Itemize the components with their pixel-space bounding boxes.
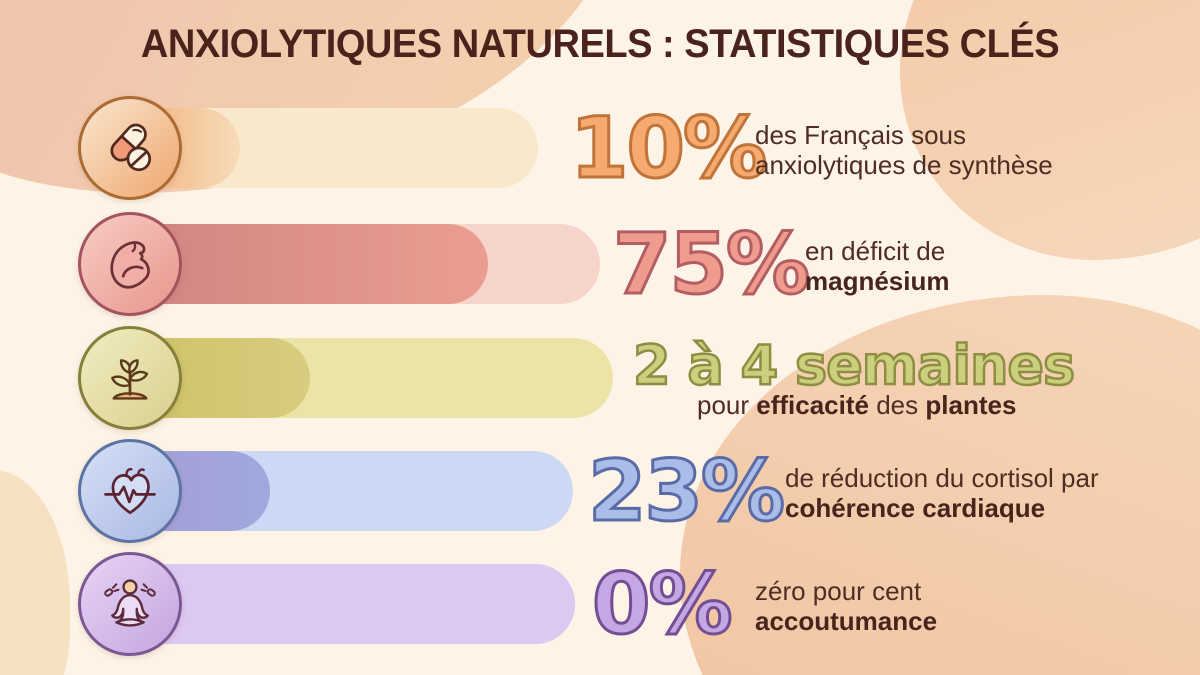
stat-value: 23% bbox=[586, 442, 786, 541]
stat-description: de réduction du cortisol par cohérence ca… bbox=[785, 463, 1099, 523]
sprout-icon bbox=[111, 359, 149, 400]
stat-row-magnesium-deficit: 75% en déficit de magnésium bbox=[78, 212, 1188, 316]
stat-value: 75% bbox=[611, 215, 811, 314]
stat-row-zero-addiction: 0% zéro pour cent accoutumance bbox=[78, 552, 1188, 656]
icon-circle bbox=[78, 326, 182, 430]
stat-row-cardiac-coherence: 23% de réduction du cortisol par cohérenc… bbox=[78, 439, 1188, 543]
stat-value: 0% bbox=[591, 555, 735, 654]
stat-value: 10% bbox=[568, 99, 768, 198]
stat-description: des Français sous anxiolytiques de synthè… bbox=[755, 120, 1053, 180]
stat-description: zéro pour cent accoutumance bbox=[755, 576, 938, 636]
heart-ecg-icon bbox=[104, 467, 156, 515]
background-blob-bottom-left bbox=[0, 470, 70, 675]
stat-description: en déficit de magnésium bbox=[805, 236, 950, 296]
infographic-title: ANXIOLYTIQUES NATURELS : STATISTIQUES CL… bbox=[140, 22, 1060, 66]
muscle-icon bbox=[110, 241, 150, 289]
stat-row-synthetic-anxiolytics: 10% des Français sous anxiolytiques de sy… bbox=[78, 96, 1188, 200]
stat-row-plant-efficacy: 2 à 4 semaines pour efficacité des plant… bbox=[78, 326, 1188, 430]
stat-description: pour efficacité des plantes bbox=[697, 390, 1017, 420]
icon-circle bbox=[78, 552, 182, 656]
meditation-icon bbox=[104, 579, 156, 627]
icon-circle bbox=[78, 212, 182, 316]
icon-circle bbox=[78, 439, 182, 543]
pills-icon bbox=[110, 123, 152, 172]
icon-circle bbox=[78, 96, 182, 200]
stat-value: 2 à 4 semaines bbox=[632, 334, 1077, 397]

### What you are asked to do
Write out only the data from the line with "stat-value: 23% bbox=[586, 442, 786, 541]" up to and including the line with "stat-description: en déficit", with "leaf-icon" in place of "sprout-icon" and nothing else changed.

### Written reply
stat-value: 23% bbox=[586, 442, 786, 541]
stat-description: de réduction du cortisol par cohérence ca… bbox=[785, 463, 1099, 523]
leaf-icon bbox=[111, 359, 149, 400]
stat-row-magnesium-deficit: 75% en déficit de magnésium bbox=[78, 212, 1188, 316]
stat-value: 75% bbox=[611, 215, 811, 314]
stat-row-zero-addiction: 0% zéro pour cent accoutumance bbox=[78, 552, 1188, 656]
icon-circle bbox=[78, 326, 182, 430]
stat-row-cardiac-coherence: 23% de réduction du cortisol par cohérenc… bbox=[78, 439, 1188, 543]
stat-value: 0% bbox=[591, 555, 735, 654]
stat-value: 10% bbox=[568, 99, 768, 198]
stat-description: des Français sous anxiolytiques de synthè… bbox=[755, 120, 1053, 180]
stat-description: zéro pour cent accoutumance bbox=[755, 576, 938, 636]
heart-ecg-icon bbox=[104, 467, 156, 515]
background-blob-bottom-left bbox=[0, 470, 70, 675]
stat-description: en déficit de magnésium bbox=[805, 236, 950, 296]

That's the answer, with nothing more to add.